AIM OF THE EXERCISE: List all lines of the data that include the string "penicillins".

RECORDS PROVIDED:
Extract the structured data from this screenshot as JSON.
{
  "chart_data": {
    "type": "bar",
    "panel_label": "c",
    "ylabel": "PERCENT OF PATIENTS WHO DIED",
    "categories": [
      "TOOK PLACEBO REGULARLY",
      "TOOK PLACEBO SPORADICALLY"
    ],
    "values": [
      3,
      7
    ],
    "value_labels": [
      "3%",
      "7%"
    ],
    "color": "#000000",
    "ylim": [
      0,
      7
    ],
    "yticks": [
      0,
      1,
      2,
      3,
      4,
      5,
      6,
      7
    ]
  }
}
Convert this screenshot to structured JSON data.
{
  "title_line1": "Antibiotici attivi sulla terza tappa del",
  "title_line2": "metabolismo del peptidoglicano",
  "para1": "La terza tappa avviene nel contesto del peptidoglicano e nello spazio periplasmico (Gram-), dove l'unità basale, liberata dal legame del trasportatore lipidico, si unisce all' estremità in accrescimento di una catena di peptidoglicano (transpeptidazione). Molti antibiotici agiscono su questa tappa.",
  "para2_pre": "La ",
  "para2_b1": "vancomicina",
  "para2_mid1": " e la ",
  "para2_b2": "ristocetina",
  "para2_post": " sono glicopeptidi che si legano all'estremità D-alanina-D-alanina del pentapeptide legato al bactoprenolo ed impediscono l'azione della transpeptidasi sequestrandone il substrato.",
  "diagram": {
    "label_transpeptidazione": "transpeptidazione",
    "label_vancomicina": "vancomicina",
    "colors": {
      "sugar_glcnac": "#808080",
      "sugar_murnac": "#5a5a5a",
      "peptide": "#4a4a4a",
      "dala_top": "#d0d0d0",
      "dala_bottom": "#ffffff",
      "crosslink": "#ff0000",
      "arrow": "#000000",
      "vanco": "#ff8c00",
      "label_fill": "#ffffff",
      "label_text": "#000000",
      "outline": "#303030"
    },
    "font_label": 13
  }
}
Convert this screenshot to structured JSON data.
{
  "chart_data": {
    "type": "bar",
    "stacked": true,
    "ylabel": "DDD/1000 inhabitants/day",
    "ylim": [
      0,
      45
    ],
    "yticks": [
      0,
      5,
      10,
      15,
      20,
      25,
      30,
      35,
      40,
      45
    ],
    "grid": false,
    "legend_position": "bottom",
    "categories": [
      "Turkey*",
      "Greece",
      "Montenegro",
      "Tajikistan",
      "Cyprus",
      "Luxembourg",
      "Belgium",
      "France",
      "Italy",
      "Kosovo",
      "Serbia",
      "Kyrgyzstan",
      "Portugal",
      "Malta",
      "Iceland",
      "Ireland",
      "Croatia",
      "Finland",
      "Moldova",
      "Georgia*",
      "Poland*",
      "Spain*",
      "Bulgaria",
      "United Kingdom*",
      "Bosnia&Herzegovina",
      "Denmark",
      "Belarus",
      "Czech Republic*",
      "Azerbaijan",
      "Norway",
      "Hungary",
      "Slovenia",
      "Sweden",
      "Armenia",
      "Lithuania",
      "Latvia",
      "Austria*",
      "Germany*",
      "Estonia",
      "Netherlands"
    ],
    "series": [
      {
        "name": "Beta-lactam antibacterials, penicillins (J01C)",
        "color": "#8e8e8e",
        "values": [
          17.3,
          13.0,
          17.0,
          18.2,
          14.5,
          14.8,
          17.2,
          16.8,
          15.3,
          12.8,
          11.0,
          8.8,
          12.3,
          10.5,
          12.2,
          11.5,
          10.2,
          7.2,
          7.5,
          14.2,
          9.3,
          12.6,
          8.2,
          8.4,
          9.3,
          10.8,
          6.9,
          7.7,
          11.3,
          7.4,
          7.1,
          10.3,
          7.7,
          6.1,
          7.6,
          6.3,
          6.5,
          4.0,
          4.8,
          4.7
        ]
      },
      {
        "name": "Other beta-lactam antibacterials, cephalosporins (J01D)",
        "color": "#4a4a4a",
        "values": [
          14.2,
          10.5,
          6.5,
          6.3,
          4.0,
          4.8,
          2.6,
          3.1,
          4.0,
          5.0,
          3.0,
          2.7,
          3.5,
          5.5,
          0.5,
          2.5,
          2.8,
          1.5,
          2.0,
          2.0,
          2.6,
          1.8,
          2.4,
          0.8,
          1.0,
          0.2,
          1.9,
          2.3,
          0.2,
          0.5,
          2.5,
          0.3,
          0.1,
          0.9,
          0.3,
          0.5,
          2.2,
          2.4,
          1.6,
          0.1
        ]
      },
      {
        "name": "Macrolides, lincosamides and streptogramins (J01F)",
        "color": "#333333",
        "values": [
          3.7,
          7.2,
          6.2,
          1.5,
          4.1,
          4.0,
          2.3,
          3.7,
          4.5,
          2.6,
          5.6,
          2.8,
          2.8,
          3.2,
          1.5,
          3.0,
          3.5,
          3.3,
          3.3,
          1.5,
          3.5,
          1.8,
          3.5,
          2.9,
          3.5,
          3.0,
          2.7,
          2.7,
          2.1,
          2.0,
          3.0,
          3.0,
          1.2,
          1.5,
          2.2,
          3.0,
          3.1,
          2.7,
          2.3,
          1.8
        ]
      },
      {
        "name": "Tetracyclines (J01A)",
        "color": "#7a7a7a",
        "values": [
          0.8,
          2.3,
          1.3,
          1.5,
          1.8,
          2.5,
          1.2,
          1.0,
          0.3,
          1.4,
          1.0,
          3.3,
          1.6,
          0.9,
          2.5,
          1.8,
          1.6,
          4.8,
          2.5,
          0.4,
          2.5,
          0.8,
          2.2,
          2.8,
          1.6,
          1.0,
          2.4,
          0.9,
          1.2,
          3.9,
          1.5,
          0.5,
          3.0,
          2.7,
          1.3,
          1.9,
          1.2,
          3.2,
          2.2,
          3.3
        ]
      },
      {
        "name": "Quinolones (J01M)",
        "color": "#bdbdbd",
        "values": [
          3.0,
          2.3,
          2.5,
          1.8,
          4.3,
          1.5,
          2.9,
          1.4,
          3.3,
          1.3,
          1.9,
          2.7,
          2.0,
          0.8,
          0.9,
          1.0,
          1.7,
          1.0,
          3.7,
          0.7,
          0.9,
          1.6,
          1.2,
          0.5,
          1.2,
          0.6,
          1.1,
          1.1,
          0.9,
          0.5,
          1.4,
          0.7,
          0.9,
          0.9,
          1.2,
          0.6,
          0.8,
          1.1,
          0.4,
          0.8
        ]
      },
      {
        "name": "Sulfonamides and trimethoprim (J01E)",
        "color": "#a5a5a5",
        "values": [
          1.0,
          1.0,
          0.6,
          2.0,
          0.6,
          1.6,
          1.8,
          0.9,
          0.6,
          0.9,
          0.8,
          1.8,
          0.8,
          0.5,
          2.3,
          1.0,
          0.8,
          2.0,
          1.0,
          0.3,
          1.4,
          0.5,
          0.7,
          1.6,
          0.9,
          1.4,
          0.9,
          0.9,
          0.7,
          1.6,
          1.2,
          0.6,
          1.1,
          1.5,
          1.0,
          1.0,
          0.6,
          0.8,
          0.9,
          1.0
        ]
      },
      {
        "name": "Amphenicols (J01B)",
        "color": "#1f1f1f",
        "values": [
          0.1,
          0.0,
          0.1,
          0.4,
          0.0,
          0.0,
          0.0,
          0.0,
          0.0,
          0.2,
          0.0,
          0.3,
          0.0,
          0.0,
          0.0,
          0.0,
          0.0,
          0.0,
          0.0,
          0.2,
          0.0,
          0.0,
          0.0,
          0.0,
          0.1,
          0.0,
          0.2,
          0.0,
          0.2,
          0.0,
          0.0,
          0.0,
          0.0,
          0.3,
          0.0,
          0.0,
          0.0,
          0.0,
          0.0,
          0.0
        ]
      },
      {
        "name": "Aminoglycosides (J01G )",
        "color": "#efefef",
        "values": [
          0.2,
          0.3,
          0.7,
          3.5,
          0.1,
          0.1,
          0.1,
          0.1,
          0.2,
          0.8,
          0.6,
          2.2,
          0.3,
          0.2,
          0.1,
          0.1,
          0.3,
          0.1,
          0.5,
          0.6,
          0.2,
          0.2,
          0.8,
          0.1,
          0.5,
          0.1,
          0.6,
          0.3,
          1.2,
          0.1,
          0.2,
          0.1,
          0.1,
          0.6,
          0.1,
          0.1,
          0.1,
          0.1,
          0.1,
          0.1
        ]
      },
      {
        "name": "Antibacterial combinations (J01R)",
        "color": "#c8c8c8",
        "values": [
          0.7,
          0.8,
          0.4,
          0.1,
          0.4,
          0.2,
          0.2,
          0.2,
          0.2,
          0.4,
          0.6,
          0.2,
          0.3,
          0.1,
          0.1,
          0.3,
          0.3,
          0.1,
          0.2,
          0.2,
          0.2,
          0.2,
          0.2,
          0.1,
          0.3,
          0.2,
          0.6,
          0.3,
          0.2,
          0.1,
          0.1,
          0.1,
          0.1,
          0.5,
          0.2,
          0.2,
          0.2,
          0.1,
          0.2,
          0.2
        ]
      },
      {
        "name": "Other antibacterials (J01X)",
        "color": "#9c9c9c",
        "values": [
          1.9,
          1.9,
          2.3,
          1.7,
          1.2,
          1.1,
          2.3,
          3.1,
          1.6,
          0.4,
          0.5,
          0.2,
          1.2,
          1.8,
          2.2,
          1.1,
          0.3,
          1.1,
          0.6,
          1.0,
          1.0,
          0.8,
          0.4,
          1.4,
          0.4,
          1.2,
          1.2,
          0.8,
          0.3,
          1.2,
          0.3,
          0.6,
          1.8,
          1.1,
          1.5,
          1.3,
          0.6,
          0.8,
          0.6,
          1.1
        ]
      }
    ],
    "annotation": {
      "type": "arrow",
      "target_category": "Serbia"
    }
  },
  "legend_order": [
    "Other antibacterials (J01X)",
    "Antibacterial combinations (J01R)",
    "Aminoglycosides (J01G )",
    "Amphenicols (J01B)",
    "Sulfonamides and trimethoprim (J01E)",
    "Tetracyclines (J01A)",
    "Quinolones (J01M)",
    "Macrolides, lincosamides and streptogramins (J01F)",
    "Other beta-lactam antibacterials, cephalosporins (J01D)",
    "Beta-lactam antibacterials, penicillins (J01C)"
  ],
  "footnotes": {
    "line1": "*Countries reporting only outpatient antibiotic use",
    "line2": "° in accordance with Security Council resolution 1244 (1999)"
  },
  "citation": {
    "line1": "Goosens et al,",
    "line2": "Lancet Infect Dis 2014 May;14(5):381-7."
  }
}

OUTPUT:
        "name": "Beta-lactam antibacterials, penicillins (J01C)",
    "Beta-lactam antibacterials, penicillins (J01C)"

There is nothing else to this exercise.